Stored records
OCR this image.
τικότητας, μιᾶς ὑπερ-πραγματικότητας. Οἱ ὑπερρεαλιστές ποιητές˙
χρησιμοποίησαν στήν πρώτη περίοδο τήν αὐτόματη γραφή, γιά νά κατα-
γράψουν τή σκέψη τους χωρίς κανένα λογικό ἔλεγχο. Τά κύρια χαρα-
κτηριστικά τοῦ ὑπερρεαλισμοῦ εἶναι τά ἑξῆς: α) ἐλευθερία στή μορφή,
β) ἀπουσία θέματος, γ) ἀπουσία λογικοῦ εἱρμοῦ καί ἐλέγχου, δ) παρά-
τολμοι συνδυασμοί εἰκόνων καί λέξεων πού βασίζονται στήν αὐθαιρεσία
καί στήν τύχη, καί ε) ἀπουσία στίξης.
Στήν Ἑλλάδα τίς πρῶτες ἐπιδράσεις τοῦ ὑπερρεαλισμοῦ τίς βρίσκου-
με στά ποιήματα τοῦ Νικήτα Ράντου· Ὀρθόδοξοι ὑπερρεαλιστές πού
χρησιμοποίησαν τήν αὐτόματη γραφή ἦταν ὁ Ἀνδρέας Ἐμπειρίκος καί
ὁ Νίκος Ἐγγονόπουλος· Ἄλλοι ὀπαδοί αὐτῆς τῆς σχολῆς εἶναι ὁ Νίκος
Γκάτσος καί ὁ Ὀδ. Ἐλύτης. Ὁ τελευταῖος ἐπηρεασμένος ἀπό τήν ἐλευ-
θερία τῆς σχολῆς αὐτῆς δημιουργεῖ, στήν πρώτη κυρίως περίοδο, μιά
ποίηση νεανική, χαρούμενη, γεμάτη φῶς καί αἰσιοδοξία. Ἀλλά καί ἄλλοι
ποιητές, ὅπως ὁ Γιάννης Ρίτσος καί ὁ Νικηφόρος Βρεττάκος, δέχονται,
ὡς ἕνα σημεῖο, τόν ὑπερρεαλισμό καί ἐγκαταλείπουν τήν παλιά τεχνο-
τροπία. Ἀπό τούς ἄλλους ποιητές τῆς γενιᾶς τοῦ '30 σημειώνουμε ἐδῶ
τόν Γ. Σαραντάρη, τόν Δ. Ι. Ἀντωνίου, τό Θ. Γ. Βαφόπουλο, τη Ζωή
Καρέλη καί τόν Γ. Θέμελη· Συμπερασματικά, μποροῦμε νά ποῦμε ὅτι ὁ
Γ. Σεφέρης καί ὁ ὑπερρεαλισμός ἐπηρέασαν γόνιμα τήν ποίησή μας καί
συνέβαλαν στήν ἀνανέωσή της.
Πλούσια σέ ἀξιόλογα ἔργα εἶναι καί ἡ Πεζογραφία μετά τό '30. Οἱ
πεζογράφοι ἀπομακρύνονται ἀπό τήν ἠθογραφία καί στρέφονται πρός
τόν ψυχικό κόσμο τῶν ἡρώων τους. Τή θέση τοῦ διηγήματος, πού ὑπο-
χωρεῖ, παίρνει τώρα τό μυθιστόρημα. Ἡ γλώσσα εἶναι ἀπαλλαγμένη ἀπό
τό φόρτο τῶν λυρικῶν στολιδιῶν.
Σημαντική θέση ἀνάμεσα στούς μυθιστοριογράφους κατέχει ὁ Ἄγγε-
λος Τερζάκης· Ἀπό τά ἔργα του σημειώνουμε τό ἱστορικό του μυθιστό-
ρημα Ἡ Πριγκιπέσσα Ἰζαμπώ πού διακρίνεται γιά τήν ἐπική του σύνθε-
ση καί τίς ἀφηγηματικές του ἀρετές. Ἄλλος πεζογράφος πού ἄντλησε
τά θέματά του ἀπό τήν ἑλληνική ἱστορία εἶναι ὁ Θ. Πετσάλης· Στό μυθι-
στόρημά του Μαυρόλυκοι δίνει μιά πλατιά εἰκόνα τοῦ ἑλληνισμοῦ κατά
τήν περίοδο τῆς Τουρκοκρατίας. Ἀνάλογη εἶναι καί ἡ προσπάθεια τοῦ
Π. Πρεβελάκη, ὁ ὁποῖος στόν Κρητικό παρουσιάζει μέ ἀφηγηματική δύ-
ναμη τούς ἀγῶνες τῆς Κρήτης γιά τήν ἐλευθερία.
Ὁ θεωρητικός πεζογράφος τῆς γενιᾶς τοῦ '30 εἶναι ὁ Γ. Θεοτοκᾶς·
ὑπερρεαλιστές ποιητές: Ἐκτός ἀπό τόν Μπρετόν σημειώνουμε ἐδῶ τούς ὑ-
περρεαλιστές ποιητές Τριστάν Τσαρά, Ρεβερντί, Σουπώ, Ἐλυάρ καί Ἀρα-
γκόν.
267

TASK INSTRUCTIONS -
List each line of the entries that holds the string "ἔργα".

ANSWER TO THE PROBLEM -
Πλούσια σέ ἀξιόλογα ἔργα εἶναι καί ἡ Πεζογραφία μετά τό '30. Οἱ
λος Τερζάκης· Ἀπό τά ἔργα του σημειώνουμε τό ἱστορικό του μυθιστό-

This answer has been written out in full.